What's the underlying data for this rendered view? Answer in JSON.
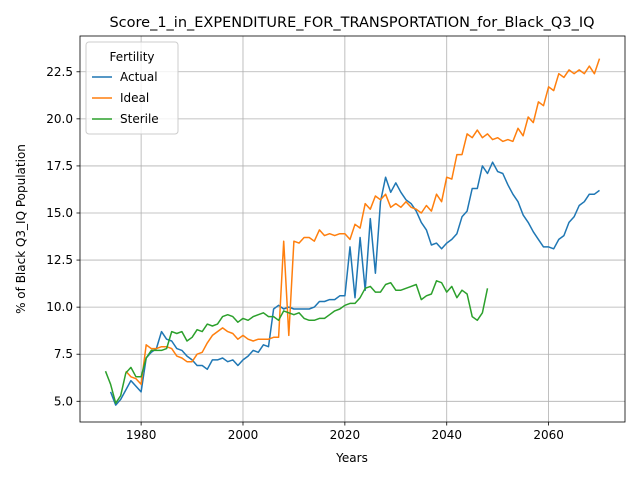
{
  "chart_data": {
    "type": "line",
    "title": "Score_1_in_EXPENDITURE_FOR_TRANSPORTATION_for_Black_Q3_IQ",
    "xlabel": "Years",
    "ylabel": "% of Black Q3_IQ Population",
    "xlim": [
      1968,
      2075
    ],
    "ylim": [
      3.9,
      24.4
    ],
    "xticks": [
      1980,
      2000,
      2020,
      2040,
      2060
    ],
    "yticks": [
      5.0,
      7.5,
      10.0,
      12.5,
      15.0,
      17.5,
      20.0,
      22.5
    ],
    "grid": true,
    "legend": {
      "title": "Fertility",
      "position": "top-left"
    },
    "series": [
      {
        "name": "Actual",
        "color": "#1f77b4",
        "x": [
          1974,
          1975,
          1976,
          1977,
          1978,
          1979,
          1980,
          1981,
          1982,
          1983,
          1984,
          1985,
          1986,
          1987,
          1988,
          1989,
          1990,
          1991,
          1992,
          1993,
          1994,
          1995,
          1996,
          1997,
          1998,
          1999,
          2000,
          2001,
          2002,
          2003,
          2004,
          2005,
          2006,
          2007,
          2008,
          2009,
          2010,
          2011,
          2012,
          2013,
          2014,
          2015,
          2016,
          2017,
          2018,
          2019,
          2020,
          2021,
          2022,
          2023,
          2024,
          2025,
          2026,
          2027,
          2028,
          2029,
          2030,
          2031,
          2032,
          2033,
          2034,
          2035,
          2036,
          2037,
          2038,
          2039,
          2040,
          2041,
          2042,
          2043,
          2044,
          2045,
          2046,
          2047,
          2048,
          2049,
          2050,
          2051,
          2052,
          2053,
          2054,
          2055,
          2056,
          2057,
          2058,
          2059,
          2060,
          2061,
          2062,
          2063,
          2064,
          2065,
          2066,
          2067,
          2068,
          2069,
          2070
        ],
        "values": [
          5.5,
          4.8,
          5.1,
          5.6,
          6.1,
          5.8,
          5.5,
          7.3,
          7.6,
          7.8,
          8.7,
          8.3,
          8.2,
          7.8,
          7.7,
          7.4,
          7.2,
          6.9,
          6.9,
          6.7,
          7.2,
          7.2,
          7.3,
          7.1,
          7.2,
          6.9,
          7.2,
          7.4,
          7.7,
          7.6,
          8.0,
          7.9,
          9.9,
          10.1,
          9.9,
          10.0,
          9.9,
          9.9,
          9.9,
          9.9,
          10.0,
          10.3,
          10.3,
          10.4,
          10.4,
          10.6,
          10.6,
          13.2,
          10.5,
          13.7,
          10.9,
          14.7,
          11.8,
          15.6,
          16.9,
          16.1,
          16.6,
          16.1,
          15.7,
          15.5,
          15.1,
          14.5,
          14.1,
          13.3,
          13.4,
          13.1,
          13.4,
          13.6,
          13.9,
          14.8,
          15.1,
          16.3,
          16.3,
          17.5,
          17.1,
          17.7,
          17.2,
          17.1,
          16.5,
          16.0,
          15.6,
          14.9,
          14.5,
          14.0,
          13.6,
          13.2,
          13.2,
          13.1,
          13.6,
          13.8,
          14.5,
          14.8,
          15.4,
          15.6,
          16.0,
          16.0,
          16.2
        ]
      },
      {
        "name": "Ideal",
        "color": "#ff7f0e",
        "x": [
          1977,
          1978,
          1979,
          1980,
          1981,
          1982,
          1983,
          1984,
          1985,
          1986,
          1987,
          1988,
          1989,
          1990,
          1991,
          1992,
          1993,
          1994,
          1995,
          1996,
          1997,
          1998,
          1999,
          2000,
          2001,
          2002,
          2003,
          2004,
          2005,
          2006,
          2007,
          2008,
          2009,
          2010,
          2011,
          2012,
          2013,
          2014,
          2015,
          2016,
          2017,
          2018,
          2019,
          2020,
          2021,
          2022,
          2023,
          2024,
          2025,
          2026,
          2027,
          2028,
          2029,
          2030,
          2031,
          2032,
          2033,
          2034,
          2035,
          2036,
          2037,
          2038,
          2039,
          2040,
          2041,
          2042,
          2043,
          2044,
          2045,
          2046,
          2047,
          2048,
          2049,
          2050,
          2051,
          2052,
          2053,
          2054,
          2055,
          2056,
          2057,
          2058,
          2059,
          2060,
          2061,
          2062,
          2063,
          2064,
          2065,
          2066,
          2067,
          2068,
          2069,
          2070
        ],
        "values": [
          6.6,
          6.3,
          6.2,
          5.9,
          8.0,
          7.8,
          7.8,
          7.9,
          7.9,
          7.8,
          7.4,
          7.3,
          7.1,
          7.1,
          7.5,
          7.6,
          8.1,
          8.5,
          8.7,
          8.9,
          8.7,
          8.6,
          8.3,
          8.5,
          8.3,
          8.2,
          8.3,
          8.3,
          8.3,
          8.4,
          8.4,
          13.5,
          8.5,
          13.5,
          13.4,
          13.7,
          13.7,
          13.5,
          14.1,
          13.8,
          13.9,
          13.8,
          13.9,
          13.9,
          13.6,
          14.4,
          14.2,
          15.5,
          15.2,
          15.9,
          15.7,
          16.0,
          15.3,
          15.5,
          15.3,
          15.6,
          15.3,
          15.2,
          15.0,
          15.4,
          15.1,
          16.0,
          15.6,
          16.9,
          16.8,
          18.1,
          18.1,
          19.2,
          19.0,
          19.4,
          19.0,
          19.2,
          18.9,
          19.0,
          18.8,
          18.9,
          18.8,
          19.5,
          19.1,
          20.1,
          19.8,
          20.9,
          20.7,
          21.7,
          21.5,
          22.4,
          22.2,
          22.6,
          22.4,
          22.6,
          22.4,
          22.8,
          22.4,
          23.2
        ]
      },
      {
        "name": "Sterile",
        "color": "#2ca02c",
        "x": [
          1973,
          1974,
          1975,
          1976,
          1977,
          1978,
          1979,
          1980,
          1981,
          1982,
          1983,
          1984,
          1985,
          1986,
          1987,
          1988,
          1989,
          1990,
          1991,
          1992,
          1993,
          1994,
          1995,
          1996,
          1997,
          1998,
          1999,
          2000,
          2001,
          2002,
          2003,
          2004,
          2005,
          2006,
          2007,
          2008,
          2009,
          2010,
          2011,
          2012,
          2013,
          2014,
          2015,
          2016,
          2017,
          2018,
          2019,
          2020,
          2021,
          2022,
          2023,
          2024,
          2025,
          2026,
          2027,
          2028,
          2029,
          2030,
          2031,
          2032,
          2033,
          2034,
          2035,
          2036,
          2037,
          2038,
          2039,
          2040,
          2041,
          2042,
          2043,
          2044,
          2045,
          2046,
          2047,
          2048
        ],
        "values": [
          6.6,
          5.9,
          4.9,
          5.3,
          6.5,
          6.8,
          6.3,
          6.3,
          7.3,
          7.7,
          7.7,
          7.7,
          7.8,
          8.7,
          8.6,
          8.7,
          8.2,
          8.4,
          8.8,
          8.7,
          9.1,
          9.0,
          9.1,
          9.5,
          9.6,
          9.5,
          9.2,
          9.4,
          9.3,
          9.5,
          9.6,
          9.7,
          9.5,
          9.5,
          9.3,
          9.8,
          9.7,
          9.6,
          9.7,
          9.4,
          9.3,
          9.3,
          9.4,
          9.4,
          9.6,
          9.8,
          9.9,
          10.1,
          10.2,
          10.2,
          10.5,
          11.0,
          11.1,
          10.8,
          10.8,
          11.2,
          11.3,
          10.9,
          10.9,
          11.0,
          11.1,
          11.2,
          10.4,
          10.6,
          10.7,
          11.4,
          11.3,
          10.8,
          11.1,
          10.5,
          10.9,
          10.7,
          9.5,
          9.3,
          9.7,
          11.0
        ]
      }
    ]
  }
}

______

DIRECTIONS: From the data, pick out every line that includes "title".

OUTPUT FOR THIS EXERCISE:
    "title": "Score_1_in_EXPENDITURE_FOR_TRANSPORTATION_for_Black_Q3_IQ",
      "title": "Fertility",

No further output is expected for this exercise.